Given records:
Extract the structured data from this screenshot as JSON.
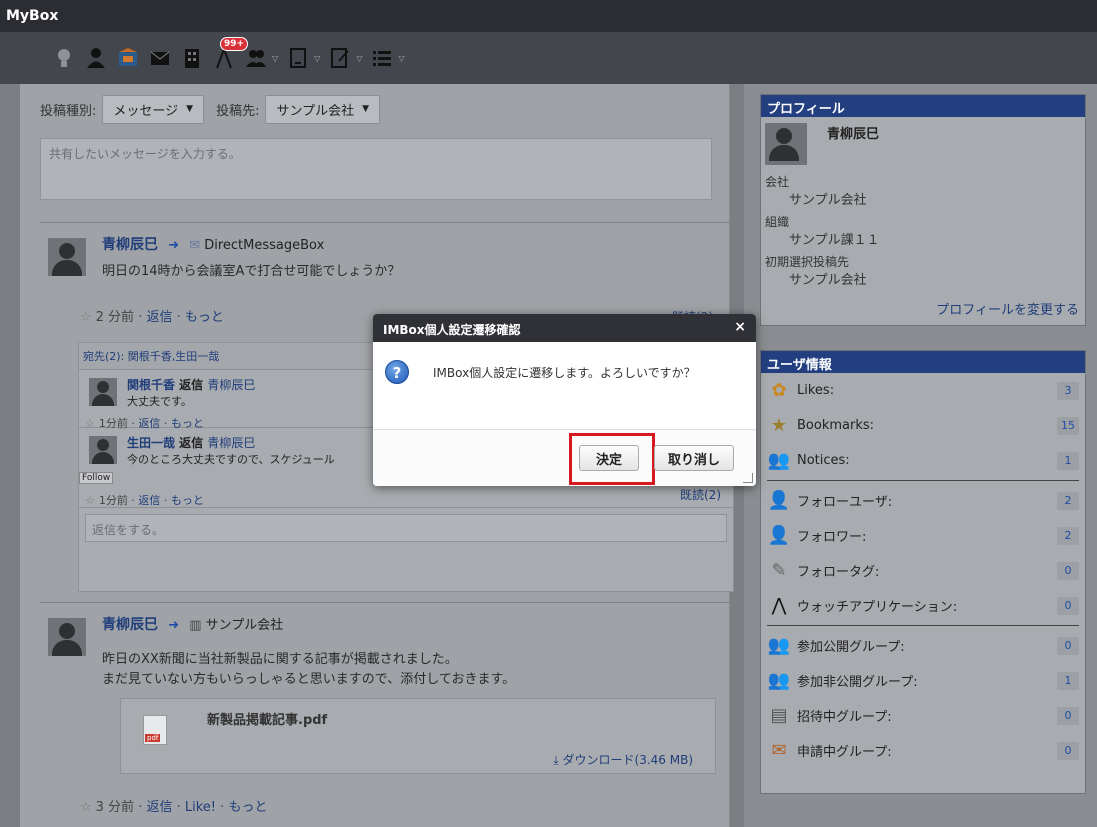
{
  "app": {
    "title": "MyBox"
  },
  "toolbar": {
    "notification_badge": "99+"
  },
  "post_form": {
    "type_label": "投稿種別:",
    "type_value": "メッセージ",
    "target_label": "投稿先:",
    "target_value": "サンプル会社",
    "message_placeholder": "共有したいメッセージを入力する。"
  },
  "posts": [
    {
      "author": "青柳辰巳",
      "target": "DirectMessageBox",
      "text": "明日の14時から会議室Aで打合せ可能でしょうか？",
      "meta": {
        "time": "2 分前",
        "reply": "返信",
        "more": "もっと"
      },
      "read": "既読(2)",
      "recipients": "宛先(2): 関根千香,生田一哉",
      "replies": [
        {
          "author": "関根千香",
          "action": "返信",
          "to": "青柳辰巳",
          "text": "大丈夫です。",
          "time": "1分前",
          "reply": "返信",
          "more": "もっと"
        },
        {
          "author": "生田一哉",
          "action": "返信",
          "to": "青柳辰巳",
          "text": "今のところ大丈夫ですので、スケジュール",
          "follow": "Follow",
          "time": "1分前",
          "reply": "返信",
          "more": "もっと",
          "read": "既読(2)"
        }
      ],
      "reply_placeholder": "返信をする。"
    },
    {
      "author": "青柳辰巳",
      "target": "サンプル会社",
      "text_line1": "昨日のXX新聞に当社新製品に関する記事が掲載されました。",
      "text_line2": "まだ見ていない方もいらっしゃると思いますので、添付しておきます。",
      "attachment": {
        "name": "新製品掲載記事.pdf",
        "download": "ダウンロード(3.46 MB)",
        "pdf_label": "pdf"
      },
      "meta": {
        "time": "3 分前",
        "reply": "返信",
        "like": "Like!",
        "more": "もっと"
      }
    }
  ],
  "profile": {
    "heading": "プロフィール",
    "name": "青柳辰巳",
    "company_label": "会社",
    "company": "サンプル会社",
    "org_label": "組織",
    "org": "サンプル課１１",
    "default_target_label": "初期選択投稿先",
    "default_target": "サンプル会社",
    "edit_link": "プロフィールを変更する"
  },
  "user_info": {
    "heading": "ユーザ情報",
    "items": [
      {
        "label": "Likes:",
        "count": "3"
      },
      {
        "label": "Bookmarks:",
        "count": "15"
      },
      {
        "label": "Notices:",
        "count": "1"
      },
      {
        "label": "フォローユーザ:",
        "count": "2"
      },
      {
        "label": "フォロワー:",
        "count": "2"
      },
      {
        "label": "フォロータグ:",
        "count": "0"
      },
      {
        "label": "ウォッチアプリケーション:",
        "count": "0"
      },
      {
        "label": "参加公開グループ:",
        "count": "0"
      },
      {
        "label": "参加非公開グループ:",
        "count": "1"
      },
      {
        "label": "招待中グループ:",
        "count": "0"
      },
      {
        "label": "申請中グループ:",
        "count": "0"
      }
    ]
  },
  "dialog": {
    "title": "IMBox個人設定遷移確認",
    "close": "×",
    "message": "IMBox個人設定に遷移します。よろしいですか？",
    "ok": "決定",
    "cancel": "取り消し"
  },
  "colors": {
    "header_bg": "#2b2d33",
    "panel_head": "#233f80",
    "highlight": "#d7181f",
    "link": "#1f3d7a"
  }
}
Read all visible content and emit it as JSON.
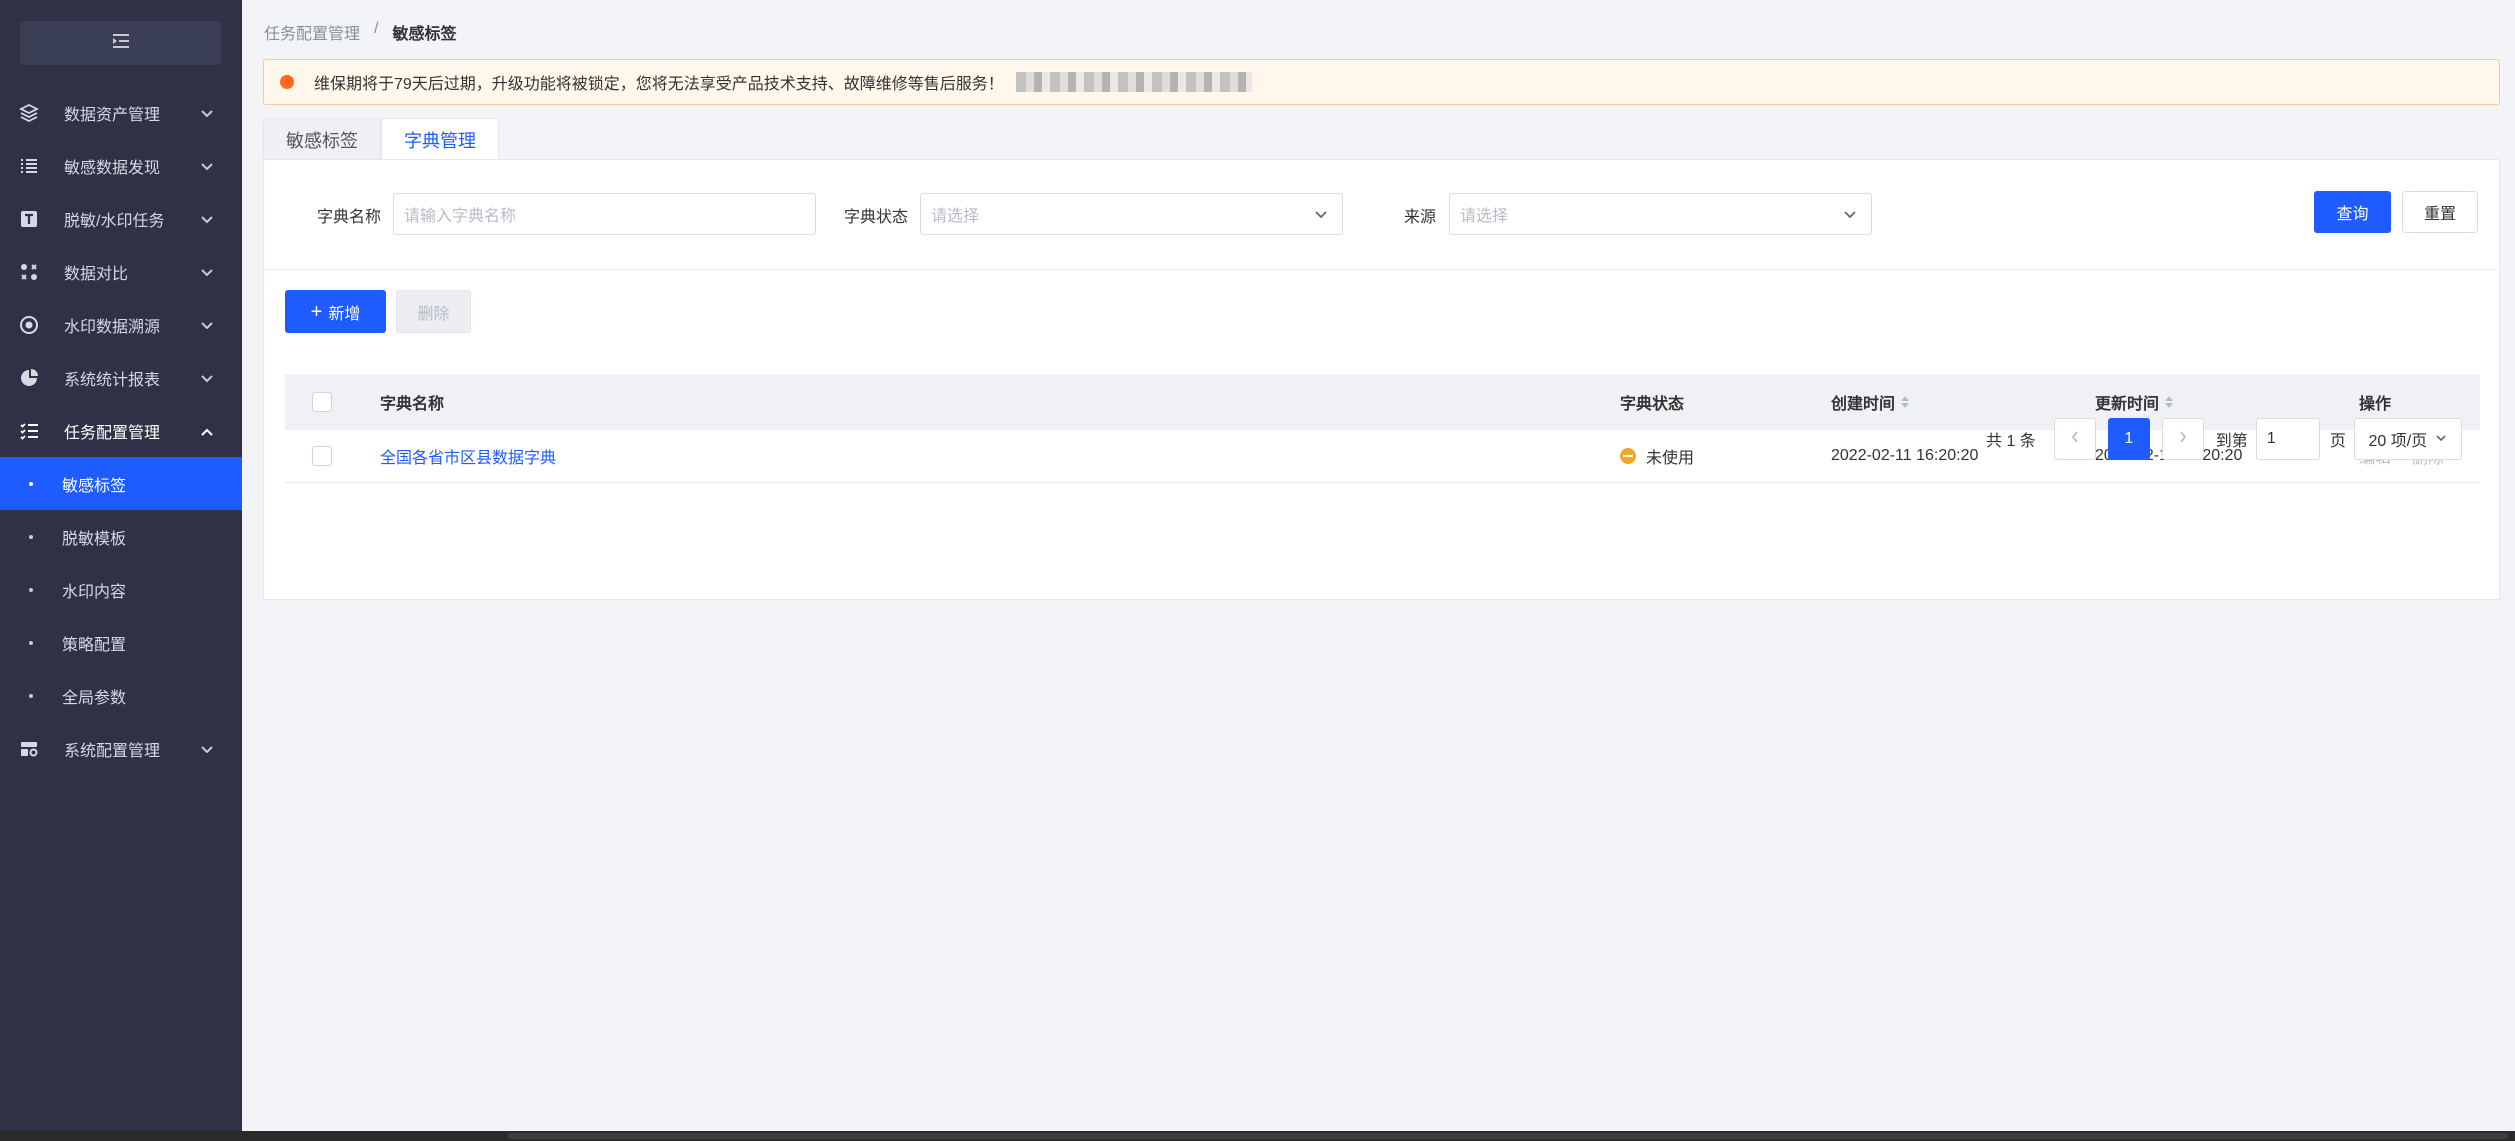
{
  "sidebar": {
    "collapse_icon": "menu-fold-icon",
    "items": [
      {
        "label": "数据资产管理",
        "icon": "layers-icon"
      },
      {
        "label": "敏感数据发现",
        "icon": "list-icon"
      },
      {
        "label": "脱敏/水印任务",
        "icon": "text-t-icon"
      },
      {
        "label": "数据对比",
        "icon": "compare-icon"
      },
      {
        "label": "水印数据溯源",
        "icon": "target-icon"
      },
      {
        "label": "系统统计报表",
        "icon": "pie-icon"
      },
      {
        "label": "任务配置管理",
        "icon": "checklist-icon"
      },
      {
        "label": "系统配置管理",
        "icon": "settings-box-icon"
      }
    ],
    "sub_items": [
      {
        "label": "敏感标签"
      },
      {
        "label": "脱敏模板"
      },
      {
        "label": "水印内容"
      },
      {
        "label": "策略配置"
      },
      {
        "label": "全局参数"
      }
    ]
  },
  "breadcrumb": {
    "parent": "任务配置管理",
    "sep": "/",
    "current": "敏感标签"
  },
  "alert": {
    "text": "维保期将于79天后过期，升级功能将被锁定，您将无法享受产品技术支持、故障维修等售后服务！",
    "color": "#ff6a1a"
  },
  "tabs": [
    {
      "label": "敏感标签"
    },
    {
      "label": "字典管理"
    }
  ],
  "filters": {
    "name_label": "字典名称",
    "name_placeholder": "请输入字典名称",
    "status_label": "字典状态",
    "status_placeholder": "请选择",
    "source_label": "来源",
    "source_placeholder": "请选择",
    "query": "查询",
    "reset": "重置"
  },
  "actions": {
    "add": "新增",
    "delete": "删除"
  },
  "table": {
    "columns": {
      "name": "字典名称",
      "status": "字典状态",
      "created": "创建时间",
      "updated": "更新时间",
      "ops": "操作"
    },
    "rows": [
      {
        "name": "全国各省市区县数据字典",
        "status": "未使用",
        "created": "2022-02-11 16:20:20",
        "updated": "2022-02-11 16:20:20",
        "edit": "编辑",
        "delete": "删除"
      }
    ]
  },
  "pagination": {
    "total": "共 1 条",
    "page": "1",
    "goto": "到第",
    "goto_value": "1",
    "page_suffix": "页",
    "size": "20 项/页"
  },
  "colors": {
    "primary": "#1f5cff",
    "sidebar_bg": "#2f3247",
    "warning": "#f5a623"
  }
}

Work instructions: Omit the pictures. Output every record above word for word.

Solution for this task:
Extract the structured data from this screenshot as JSON.
{
  "app": {
    "title": "MyBox"
  },
  "toolbar": {
    "notification_badge": "99+"
  },
  "post_form": {
    "type_label": "投稿種別:",
    "type_value": "メッセージ",
    "target_label": "投稿先:",
    "target_value": "サンプル会社",
    "message_placeholder": "共有したいメッセージを入力する。"
  },
  "posts": [
    {
      "author": "青柳辰巳",
      "target": "DirectMessageBox",
      "text": "明日の14時から会議室Aで打合せ可能でしょうか？",
      "meta": {
        "time": "2 分前",
        "reply": "返信",
        "more": "もっと"
      },
      "read": "既読(2)",
      "recipients": "宛先(2): 関根千香,生田一哉",
      "replies": [
        {
          "author": "関根千香",
          "action": "返信",
          "to": "青柳辰巳",
          "text": "大丈夫です。",
          "time": "1分前",
          "reply": "返信",
          "more": "もっと"
        },
        {
          "author": "生田一哉",
          "action": "返信",
          "to": "青柳辰巳",
          "text": "今のところ大丈夫ですので、スケジュール",
          "follow": "Follow",
          "time": "1分前",
          "reply": "返信",
          "more": "もっと",
          "read": "既読(2)"
        }
      ],
      "reply_placeholder": "返信をする。"
    },
    {
      "author": "青柳辰巳",
      "target": "サンプル会社",
      "text_line1": "昨日のXX新聞に当社新製品に関する記事が掲載されました。",
      "text_line2": "まだ見ていない方もいらっしゃると思いますので、添付しておきます。",
      "attachment": {
        "name": "新製品掲載記事.pdf",
        "download": "ダウンロード(3.46 MB)",
        "pdf_label": "pdf"
      },
      "meta": {
        "time": "3 分前",
        "reply": "返信",
        "like": "Like!",
        "more": "もっと"
      }
    }
  ],
  "profile": {
    "heading": "プロフィール",
    "name": "青柳辰巳",
    "company_label": "会社",
    "company": "サンプル会社",
    "org_label": "組織",
    "org": "サンプル課１１",
    "default_target_label": "初期選択投稿先",
    "default_target": "サンプル会社",
    "edit_link": "プロフィールを変更する"
  },
  "user_info": {
    "heading": "ユーザ情報",
    "items": [
      {
        "label": "Likes:",
        "count": "3"
      },
      {
        "label": "Bookmarks:",
        "count": "15"
      },
      {
        "label": "Notices:",
        "count": "1"
      },
      {
        "label": "フォローユーザ:",
        "count": "2"
      },
      {
        "label": "フォロワー:",
        "count": "2"
      },
      {
        "label": "フォロータグ:",
        "count": "0"
      },
      {
        "label": "ウォッチアプリケーション:",
        "count": "0"
      },
      {
        "label": "参加公開グループ:",
        "count": "0"
      },
      {
        "label": "参加非公開グループ:",
        "count": "1"
      },
      {
        "label": "招待中グループ:",
        "count": "0"
      },
      {
        "label": "申請中グループ:",
        "count": "0"
      }
    ]
  },
  "dialog": {
    "title": "IMBox個人設定遷移確認",
    "close": "×",
    "message": "IMBox個人設定に遷移します。よろしいですか？",
    "ok": "決定",
    "cancel": "取り消し"
  },
  "colors": {
    "header_bg": "#2b2d33",
    "panel_head": "#233f80",
    "highlight": "#d7181f",
    "link": "#1f3d7a"
  }
}
Read all visible content and emit it as JSON.
{
  "sidebar": {
    "collapse_icon": "menu-fold-icon",
    "items": [
      {
        "label": "数据资产管理",
        "icon": "layers-icon"
      },
      {
        "label": "敏感数据发现",
        "icon": "list-icon"
      },
      {
        "label": "脱敏/水印任务",
        "icon": "text-t-icon"
      },
      {
        "label": "数据对比",
        "icon": "compare-icon"
      },
      {
        "label": "水印数据溯源",
        "icon": "target-icon"
      },
      {
        "label": "系统统计报表",
        "icon": "pie-icon"
      },
      {
        "label": "任务配置管理",
        "icon": "checklist-icon"
      },
      {
        "label": "系统配置管理",
        "icon": "settings-box-icon"
      }
    ],
    "sub_items": [
      {
        "label": "敏感标签"
      },
      {
        "label": "脱敏模板"
      },
      {
        "label": "水印内容"
      },
      {
        "label": "策略配置"
      },
      {
        "label": "全局参数"
      }
    ]
  },
  "breadcrumb": {
    "parent": "任务配置管理",
    "sep": "/",
    "current": "敏感标签"
  },
  "alert": {
    "text": "维保期将于79天后过期，升级功能将被锁定，您将无法享受产品技术支持、故障维修等售后服务！",
    "color": "#ff6a1a"
  },
  "tabs": [
    {
      "label": "敏感标签"
    },
    {
      "label": "字典管理"
    }
  ],
  "filters": {
    "name_label": "字典名称",
    "name_placeholder": "请输入字典名称",
    "status_label": "字典状态",
    "status_placeholder": "请选择",
    "source_label": "来源",
    "source_placeholder": "请选择",
    "query": "查询",
    "reset": "重置"
  },
  "actions": {
    "add": "新增",
    "delete": "删除"
  },
  "table": {
    "columns": {
      "name": "字典名称",
      "status": "字典状态",
      "created": "创建时间",
      "updated": "更新时间",
      "ops": "操作"
    },
    "rows": [
      {
        "name": "全国各省市区县数据字典",
        "status": "未使用",
        "created": "2022-02-11 16:20:20",
        "updated": "2022-02-11 16:20:20",
        "edit": "编辑",
        "delete": "删除"
      }
    ]
  },
  "pagination": {
    "total": "共 1 条",
    "page": "1",
    "goto": "到第",
    "goto_value": "1",
    "page_suffix": "页",
    "size": "20 项/页"
  },
  "colors": {
    "primary": "#1f5cff",
    "sidebar_bg": "#2f3247",
    "warning": "#f5a623"
  }
}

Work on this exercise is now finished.